## Exercise description
How many lines hold the string "median"? Reply with the number alone.

## Material supplied
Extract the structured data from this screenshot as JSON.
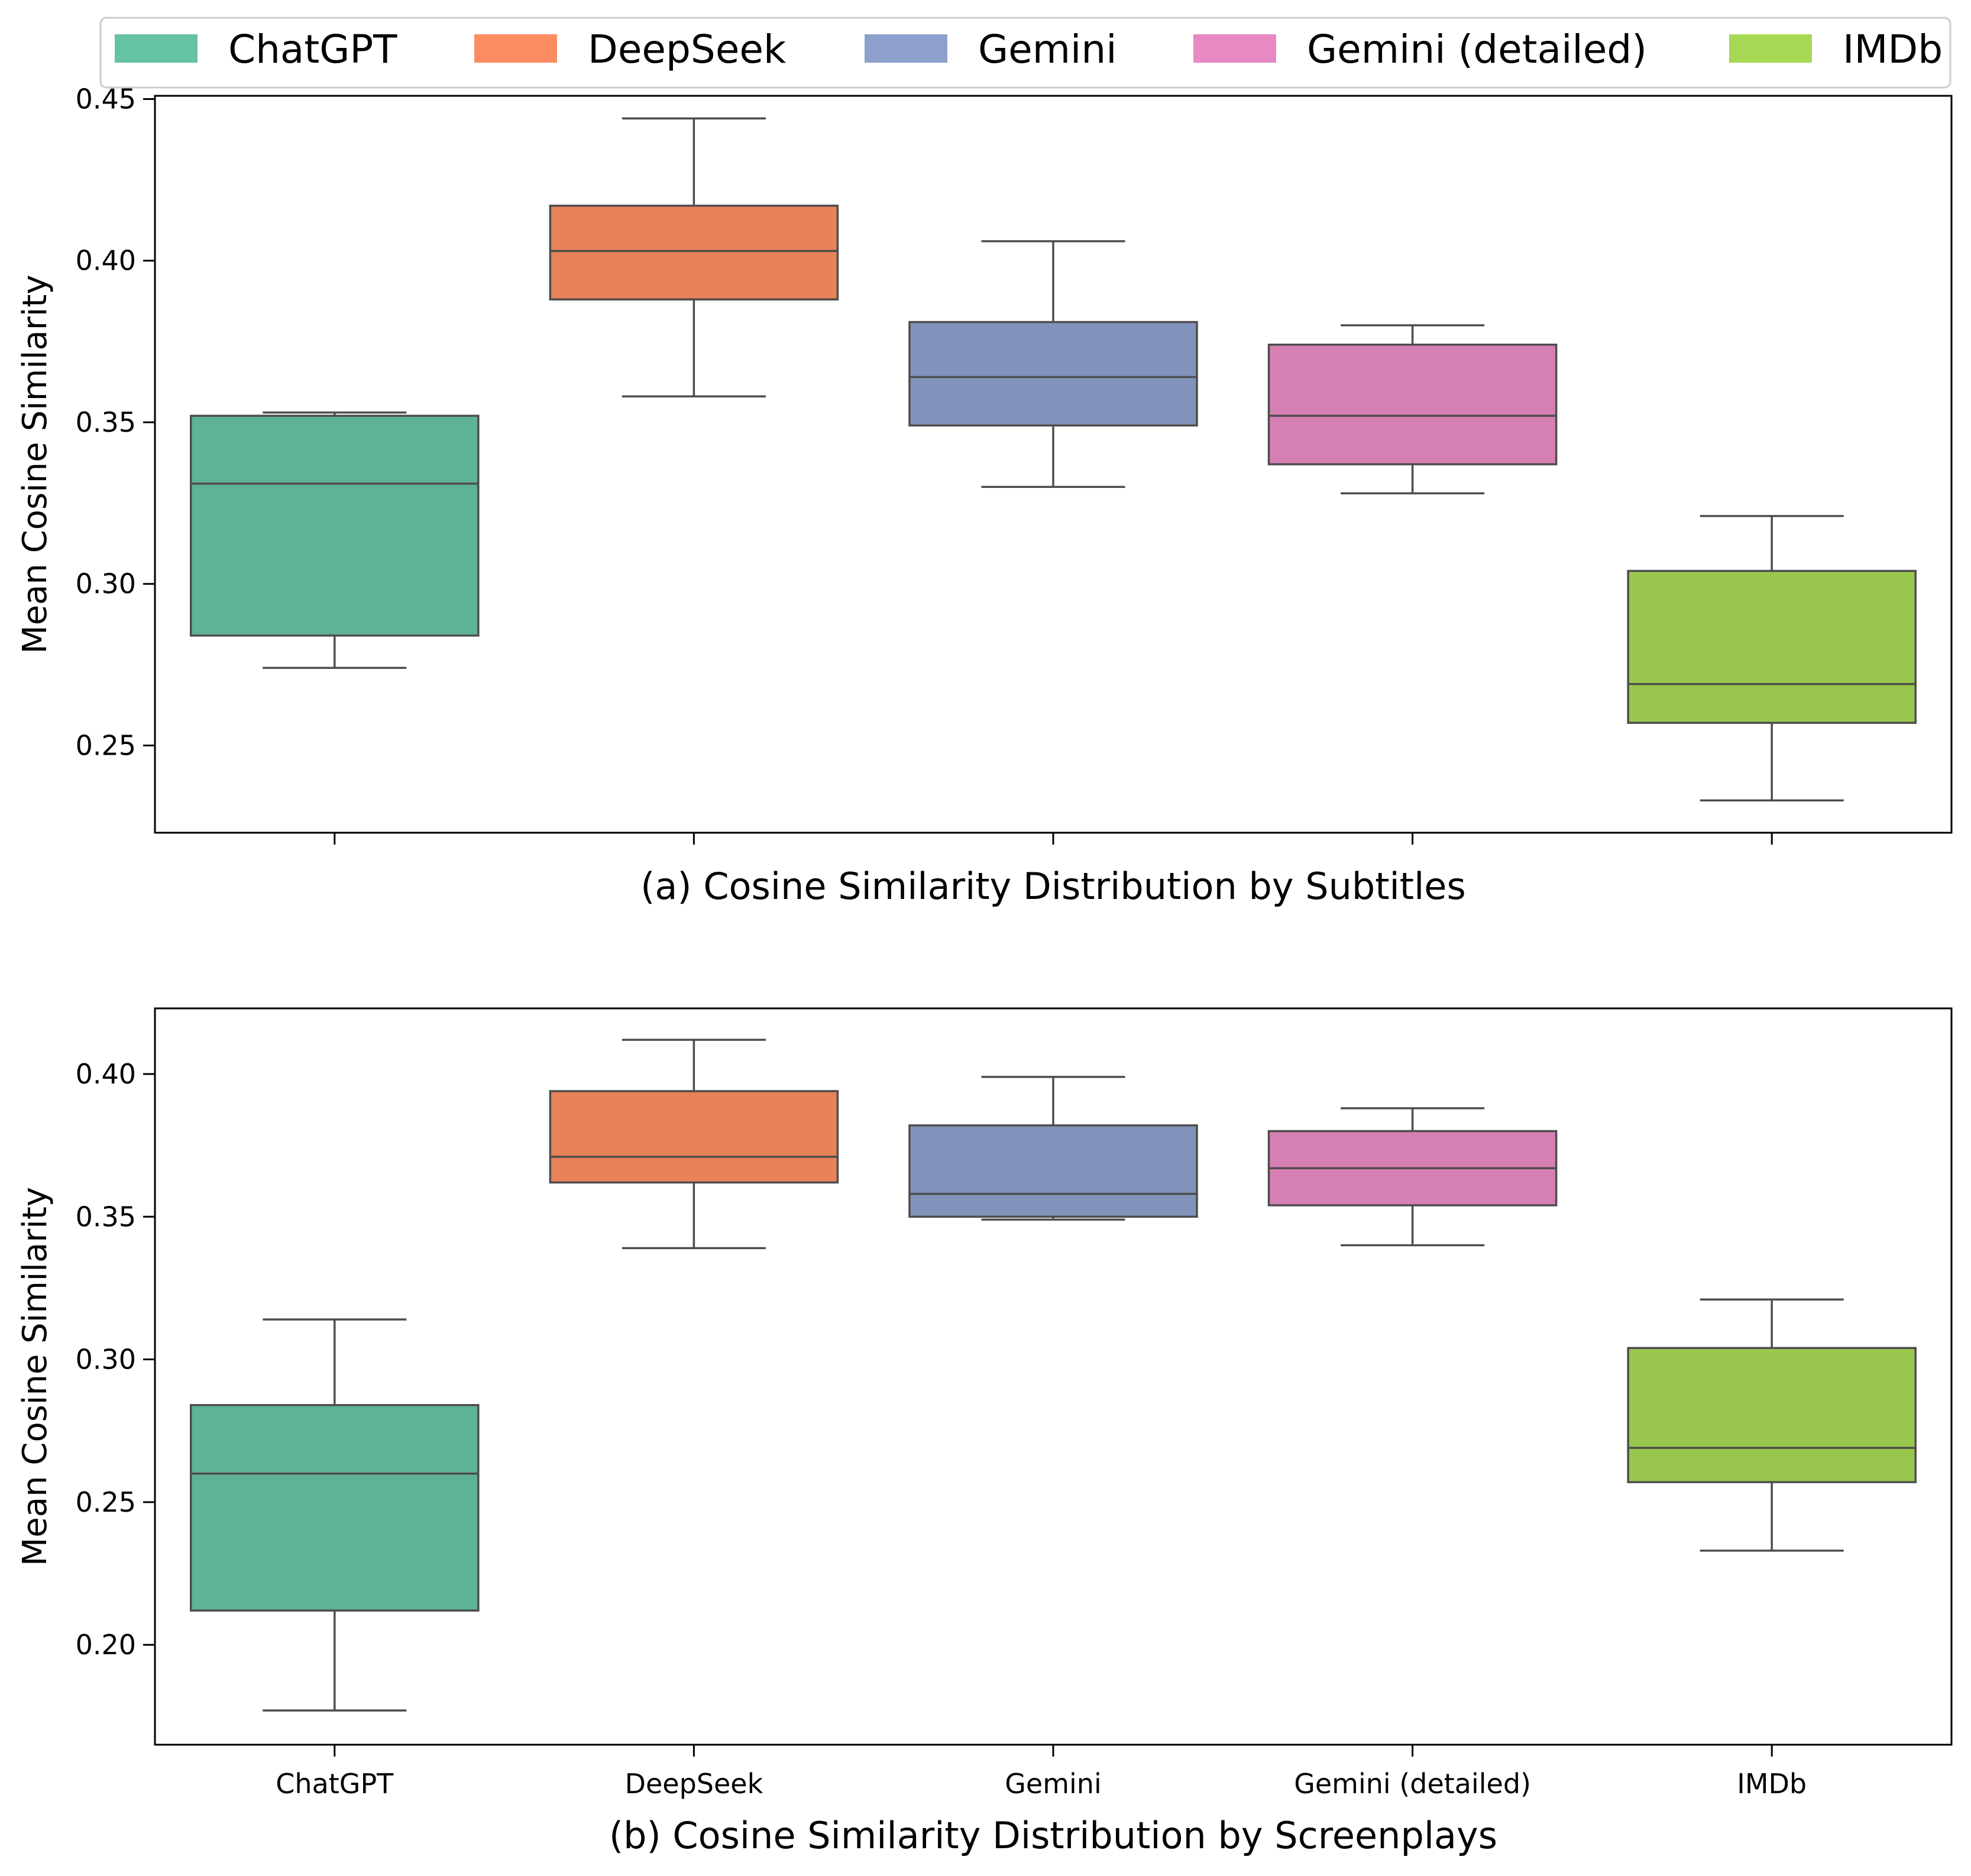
{
  "legend": {
    "location": "top",
    "items": [
      {
        "label": "ChatGPT",
        "color": "#66c2a5"
      },
      {
        "label": "DeepSeek",
        "color": "#fc8d62"
      },
      {
        "label": "Gemini",
        "color": "#8da0cb"
      },
      {
        "label": "Gemini (detailed)",
        "color": "#e78ac3"
      },
      {
        "label": "IMDb",
        "color": "#a6d854"
      }
    ]
  },
  "chart_data": [
    {
      "type": "box",
      "title": "(a) Cosine Similarity Distribution by Subtitles",
      "xlabel": "",
      "ylabel": "Mean Cosine Similarity",
      "ylim": [
        0.223,
        0.451
      ],
      "yticks": [
        "0.25",
        "0.30",
        "0.35",
        "0.40",
        "0.45"
      ],
      "categories": [
        "ChatGPT",
        "DeepSeek",
        "Gemini",
        "Gemini (detailed)",
        "IMDb"
      ],
      "show_category_labels": false,
      "grid": false,
      "boxes": [
        {
          "category": "ChatGPT",
          "whisker_low": 0.274,
          "q1": 0.284,
          "median": 0.331,
          "q3": 0.352,
          "whisker_high": 0.353
        },
        {
          "category": "DeepSeek",
          "whisker_low": 0.358,
          "q1": 0.388,
          "median": 0.403,
          "q3": 0.417,
          "whisker_high": 0.444
        },
        {
          "category": "Gemini",
          "whisker_low": 0.33,
          "q1": 0.349,
          "median": 0.364,
          "q3": 0.381,
          "whisker_high": 0.406
        },
        {
          "category": "Gemini (detailed)",
          "whisker_low": 0.328,
          "q1": 0.337,
          "median": 0.352,
          "q3": 0.374,
          "whisker_high": 0.38
        },
        {
          "category": "IMDb",
          "whisker_low": 0.233,
          "q1": 0.257,
          "median": 0.269,
          "q3": 0.304,
          "whisker_high": 0.321
        }
      ]
    },
    {
      "type": "box",
      "title": "(b) Cosine Similarity Distribution by Screenplays",
      "xlabel": "",
      "ylabel": "Mean Cosine Similarity",
      "ylim": [
        0.165,
        0.423
      ],
      "yticks": [
        "0.20",
        "0.25",
        "0.30",
        "0.35",
        "0.40"
      ],
      "categories": [
        "ChatGPT",
        "DeepSeek",
        "Gemini",
        "Gemini (detailed)",
        "IMDb"
      ],
      "show_category_labels": true,
      "grid": false,
      "boxes": [
        {
          "category": "ChatGPT",
          "whisker_low": 0.177,
          "q1": 0.212,
          "median": 0.26,
          "q3": 0.284,
          "whisker_high": 0.314
        },
        {
          "category": "DeepSeek",
          "whisker_low": 0.339,
          "q1": 0.362,
          "median": 0.371,
          "q3": 0.394,
          "whisker_high": 0.412
        },
        {
          "category": "Gemini",
          "whisker_low": 0.349,
          "q1": 0.35,
          "median": 0.358,
          "q3": 0.382,
          "whisker_high": 0.399
        },
        {
          "category": "Gemini (detailed)",
          "whisker_low": 0.34,
          "q1": 0.354,
          "median": 0.367,
          "q3": 0.38,
          "whisker_high": 0.388
        },
        {
          "category": "IMDb",
          "whisker_low": 0.233,
          "q1": 0.257,
          "median": 0.269,
          "q3": 0.304,
          "whisker_high": 0.321
        }
      ]
    }
  ]
}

## Complete response
10